EXERCISE »
Please repeat all of the listing exactly.

DATA EXCERPTS »
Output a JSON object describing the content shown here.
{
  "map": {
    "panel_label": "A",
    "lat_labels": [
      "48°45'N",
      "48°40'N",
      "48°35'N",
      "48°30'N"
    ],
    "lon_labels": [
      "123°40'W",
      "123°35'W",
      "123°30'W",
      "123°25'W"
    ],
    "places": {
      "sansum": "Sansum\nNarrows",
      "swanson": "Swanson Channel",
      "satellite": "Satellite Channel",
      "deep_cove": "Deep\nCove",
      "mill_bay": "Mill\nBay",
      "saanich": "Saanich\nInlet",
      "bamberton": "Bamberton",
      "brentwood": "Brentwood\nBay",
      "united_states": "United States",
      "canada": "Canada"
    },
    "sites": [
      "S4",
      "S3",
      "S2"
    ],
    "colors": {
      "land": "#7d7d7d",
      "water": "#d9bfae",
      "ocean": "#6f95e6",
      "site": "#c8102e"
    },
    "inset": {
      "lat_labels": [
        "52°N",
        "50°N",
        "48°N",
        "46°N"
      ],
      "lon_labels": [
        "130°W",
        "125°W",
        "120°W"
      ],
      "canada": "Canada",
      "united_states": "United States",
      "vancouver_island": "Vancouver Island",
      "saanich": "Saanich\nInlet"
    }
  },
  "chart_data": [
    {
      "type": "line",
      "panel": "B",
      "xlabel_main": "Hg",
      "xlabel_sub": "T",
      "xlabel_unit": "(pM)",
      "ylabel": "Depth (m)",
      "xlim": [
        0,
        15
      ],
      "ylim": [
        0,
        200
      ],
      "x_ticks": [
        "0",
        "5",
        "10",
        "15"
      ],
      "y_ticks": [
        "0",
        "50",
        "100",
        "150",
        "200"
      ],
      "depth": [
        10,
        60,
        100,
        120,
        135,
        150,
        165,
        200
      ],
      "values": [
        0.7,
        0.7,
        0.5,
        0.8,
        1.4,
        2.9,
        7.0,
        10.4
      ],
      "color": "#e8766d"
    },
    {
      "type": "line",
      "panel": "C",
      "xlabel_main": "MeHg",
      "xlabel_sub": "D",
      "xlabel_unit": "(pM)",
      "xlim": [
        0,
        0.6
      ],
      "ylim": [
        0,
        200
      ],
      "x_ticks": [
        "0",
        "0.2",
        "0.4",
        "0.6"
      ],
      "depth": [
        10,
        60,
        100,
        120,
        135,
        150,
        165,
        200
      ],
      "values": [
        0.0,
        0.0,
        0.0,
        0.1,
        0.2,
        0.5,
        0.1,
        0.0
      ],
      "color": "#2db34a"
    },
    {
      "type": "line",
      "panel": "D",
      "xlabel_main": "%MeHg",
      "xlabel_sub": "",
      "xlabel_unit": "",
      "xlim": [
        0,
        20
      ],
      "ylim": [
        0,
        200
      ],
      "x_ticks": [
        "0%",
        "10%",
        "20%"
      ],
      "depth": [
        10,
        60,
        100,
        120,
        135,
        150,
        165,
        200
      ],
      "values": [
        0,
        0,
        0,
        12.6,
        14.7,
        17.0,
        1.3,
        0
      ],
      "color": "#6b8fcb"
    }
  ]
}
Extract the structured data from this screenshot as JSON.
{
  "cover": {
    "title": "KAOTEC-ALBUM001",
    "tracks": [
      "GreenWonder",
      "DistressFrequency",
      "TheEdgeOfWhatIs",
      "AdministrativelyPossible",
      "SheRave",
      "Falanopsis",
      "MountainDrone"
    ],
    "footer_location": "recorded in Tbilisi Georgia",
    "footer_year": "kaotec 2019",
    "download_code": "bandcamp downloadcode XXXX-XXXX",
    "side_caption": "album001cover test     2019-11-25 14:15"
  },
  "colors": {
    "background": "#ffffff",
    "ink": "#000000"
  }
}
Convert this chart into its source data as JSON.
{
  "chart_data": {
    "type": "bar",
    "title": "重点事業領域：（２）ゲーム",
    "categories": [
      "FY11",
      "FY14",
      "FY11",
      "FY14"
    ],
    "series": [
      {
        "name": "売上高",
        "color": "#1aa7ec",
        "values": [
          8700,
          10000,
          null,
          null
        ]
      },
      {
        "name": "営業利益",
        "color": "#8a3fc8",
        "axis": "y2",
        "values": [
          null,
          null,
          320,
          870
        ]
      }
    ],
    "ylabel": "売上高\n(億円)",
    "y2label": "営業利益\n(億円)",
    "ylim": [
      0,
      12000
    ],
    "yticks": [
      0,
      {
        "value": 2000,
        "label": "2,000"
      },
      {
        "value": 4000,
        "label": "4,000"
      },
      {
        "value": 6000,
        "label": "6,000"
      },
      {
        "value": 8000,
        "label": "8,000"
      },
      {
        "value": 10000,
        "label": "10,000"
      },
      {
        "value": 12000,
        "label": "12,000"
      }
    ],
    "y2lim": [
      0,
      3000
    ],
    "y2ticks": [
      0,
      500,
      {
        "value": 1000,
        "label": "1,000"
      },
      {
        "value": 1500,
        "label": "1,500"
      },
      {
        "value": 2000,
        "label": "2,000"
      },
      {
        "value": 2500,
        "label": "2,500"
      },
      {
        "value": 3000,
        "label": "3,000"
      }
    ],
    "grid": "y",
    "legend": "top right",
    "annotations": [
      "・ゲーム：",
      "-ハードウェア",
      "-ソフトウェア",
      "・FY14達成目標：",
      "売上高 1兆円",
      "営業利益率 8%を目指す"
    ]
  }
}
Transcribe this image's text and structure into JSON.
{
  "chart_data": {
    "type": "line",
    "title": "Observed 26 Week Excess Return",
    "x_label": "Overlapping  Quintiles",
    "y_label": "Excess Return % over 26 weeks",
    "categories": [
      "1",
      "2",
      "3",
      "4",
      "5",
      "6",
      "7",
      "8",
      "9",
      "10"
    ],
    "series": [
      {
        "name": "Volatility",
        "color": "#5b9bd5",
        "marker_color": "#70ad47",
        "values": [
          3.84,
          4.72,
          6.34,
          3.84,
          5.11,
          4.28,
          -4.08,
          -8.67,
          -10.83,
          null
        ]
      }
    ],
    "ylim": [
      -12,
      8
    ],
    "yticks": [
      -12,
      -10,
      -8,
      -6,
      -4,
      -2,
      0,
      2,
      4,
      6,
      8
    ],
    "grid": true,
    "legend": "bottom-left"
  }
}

COMPLETED EXERCISE »
Output a JSON object describing the content shown here.
{
  "map": {
    "panel_label": "A",
    "lat_labels": [
      "48°45'N",
      "48°40'N",
      "48°35'N",
      "48°30'N"
    ],
    "lon_labels": [
      "123°40'W",
      "123°35'W",
      "123°30'W",
      "123°25'W"
    ],
    "places": {
      "sansum": "Sansum\nNarrows",
      "swanson": "Swanson Channel",
      "satellite": "Satellite Channel",
      "deep_cove": "Deep\nCove",
      "mill_bay": "Mill\nBay",
      "saanich": "Saanich\nInlet",
      "bamberton": "Bamberton",
      "brentwood": "Brentwood\nBay",
      "united_states": "United States",
      "canada": "Canada"
    },
    "sites": [
      "S4",
      "S3",
      "S2"
    ],
    "colors": {
      "land": "#7d7d7d",
      "water": "#d9bfae",
      "ocean": "#6f95e6",
      "site": "#c8102e"
    },
    "inset": {
      "lat_labels": [
        "52°N",
        "50°N",
        "48°N",
        "46°N"
      ],
      "lon_labels": [
        "130°W",
        "125°W",
        "120°W"
      ],
      "canada": "Canada",
      "united_states": "United States",
      "vancouver_island": "Vancouver Island",
      "saanich": "Saanich\nInlet"
    }
  },
  "chart_data": [
    {
      "type": "line",
      "panel": "B",
      "xlabel_main": "Hg",
      "xlabel_sub": "T",
      "xlabel_unit": "(pM)",
      "ylabel": "Depth (m)",
      "xlim": [
        0,
        15
      ],
      "ylim": [
        0,
        200
      ],
      "x_ticks": [
        "0",
        "5",
        "10",
        "15"
      ],
      "y_ticks": [
        "0",
        "50",
        "100",
        "150",
        "200"
      ],
      "depth": [
        10,
        60,
        100,
        120,
        135,
        150,
        165,
        200
      ],
      "values": [
        0.7,
        0.7,
        0.5,
        0.8,
        1.4,
        2.9,
        7.0,
        10.4
      ],
      "color": "#e8766d"
    },
    {
      "type": "line",
      "panel": "C",
      "xlabel_main": "MeHg",
      "xlabel_sub": "D",
      "xlabel_unit": "(pM)",
      "xlim": [
        0,
        0.6
      ],
      "ylim": [
        0,
        200
      ],
      "x_ticks": [
        "0",
        "0.2",
        "0.4",
        "0.6"
      ],
      "depth": [
        10,
        60,
        100,
        120,
        135,
        150,
        165,
        200
      ],
      "values": [
        0.0,
        0.0,
        0.0,
        0.1,
        0.2,
        0.5,
        0.1,
        0.0
      ],
      "color": "#2db34a"
    },
    {
      "type": "line",
      "panel": "D",
      "xlabel_main": "%MeHg",
      "xlabel_sub": "",
      "xlabel_unit": "",
      "xlim": [
        0,
        20
      ],
      "ylim": [
        0,
        200
      ],
      "x_ticks": [
        "0%",
        "10%",
        "20%"
      ],
      "depth": [
        10,
        60,
        100,
        120,
        135,
        150,
        165,
        200
      ],
      "values": [
        0,
        0,
        0,
        12.6,
        14.7,
        17.0,
        1.3,
        0
      ],
      "color": "#6b8fcb"
    }
  ]
}
Extract the structured data from this screenshot as JSON.
{
  "cover": {
    "title": "KAOTEC-ALBUM001",
    "tracks": [
      "GreenWonder",
      "DistressFrequency",
      "TheEdgeOfWhatIs",
      "AdministrativelyPossible",
      "SheRave",
      "Falanopsis",
      "MountainDrone"
    ],
    "footer_location": "recorded in Tbilisi Georgia",
    "footer_year": "kaotec 2019",
    "download_code": "bandcamp downloadcode XXXX-XXXX",
    "side_caption": "album001cover test     2019-11-25 14:15"
  },
  "colors": {
    "background": "#ffffff",
    "ink": "#000000"
  }
}
Convert this chart into its source data as JSON.
{
  "chart_data": {
    "type": "bar",
    "title": "重点事業領域：（２）ゲーム",
    "categories": [
      "FY11",
      "FY14",
      "FY11",
      "FY14"
    ],
    "series": [
      {
        "name": "売上高",
        "color": "#1aa7ec",
        "values": [
          8700,
          10000,
          null,
          null
        ]
      },
      {
        "name": "営業利益",
        "color": "#8a3fc8",
        "axis": "y2",
        "values": [
          null,
          null,
          320,
          870
        ]
      }
    ],
    "ylabel": "売上高\n(億円)",
    "y2label": "営業利益\n(億円)",
    "ylim": [
      0,
      12000
    ],
    "yticks": [
      0,
      {
        "value": 2000,
        "label": "2,000"
      },
      {
        "value": 4000,
        "label": "4,000"
      },
      {
        "value": 6000,
        "label": "6,000"
      },
      {
        "value": 8000,
        "label": "8,000"
      },
      {
        "value": 10000,
        "label": "10,000"
      },
      {
        "value": 12000,
        "label": "12,000"
      }
    ],
    "y2lim": [
      0,
      3000
    ],
    "y2ticks": [
      0,
      500,
      {
        "value": 1000,
        "label": "1,000"
      },
      {
        "value": 1500,
        "label": "1,500"
      },
      {
        "value": 2000,
        "label": "2,000"
      },
      {
        "value": 2500,
        "label": "2,500"
      },
      {
        "value": 3000,
        "label": "3,000"
      }
    ],
    "grid": "y",
    "legend": "top right",
    "annotations": [
      "・ゲーム：",
      "-ハードウェア",
      "-ソフトウェア",
      "・FY14達成目標：",
      "売上高 1兆円",
      "営業利益率 8%を目指す"
    ]
  }
}
Transcribe this image's text and structure into JSON.
{
  "chart_data": {
    "type": "line",
    "title": "Observed 26 Week Excess Return",
    "x_label": "Overlapping  Quintiles",
    "y_label": "Excess Return % over 26 weeks",
    "categories": [
      "1",
      "2",
      "3",
      "4",
      "5",
      "6",
      "7",
      "8",
      "9",
      "10"
    ],
    "series": [
      {
        "name": "Volatility",
        "color": "#5b9bd5",
        "marker_color": "#70ad47",
        "values": [
          3.84,
          4.72,
          6.34,
          3.84,
          5.11,
          4.28,
          -4.08,
          -8.67,
          -10.83,
          null
        ]
      }
    ],
    "ylim": [
      -12,
      8
    ],
    "yticks": [
      -12,
      -10,
      -8,
      -6,
      -4,
      -2,
      0,
      2,
      4,
      6,
      8
    ],
    "grid": true,
    "legend": "bottom-left"
  }
}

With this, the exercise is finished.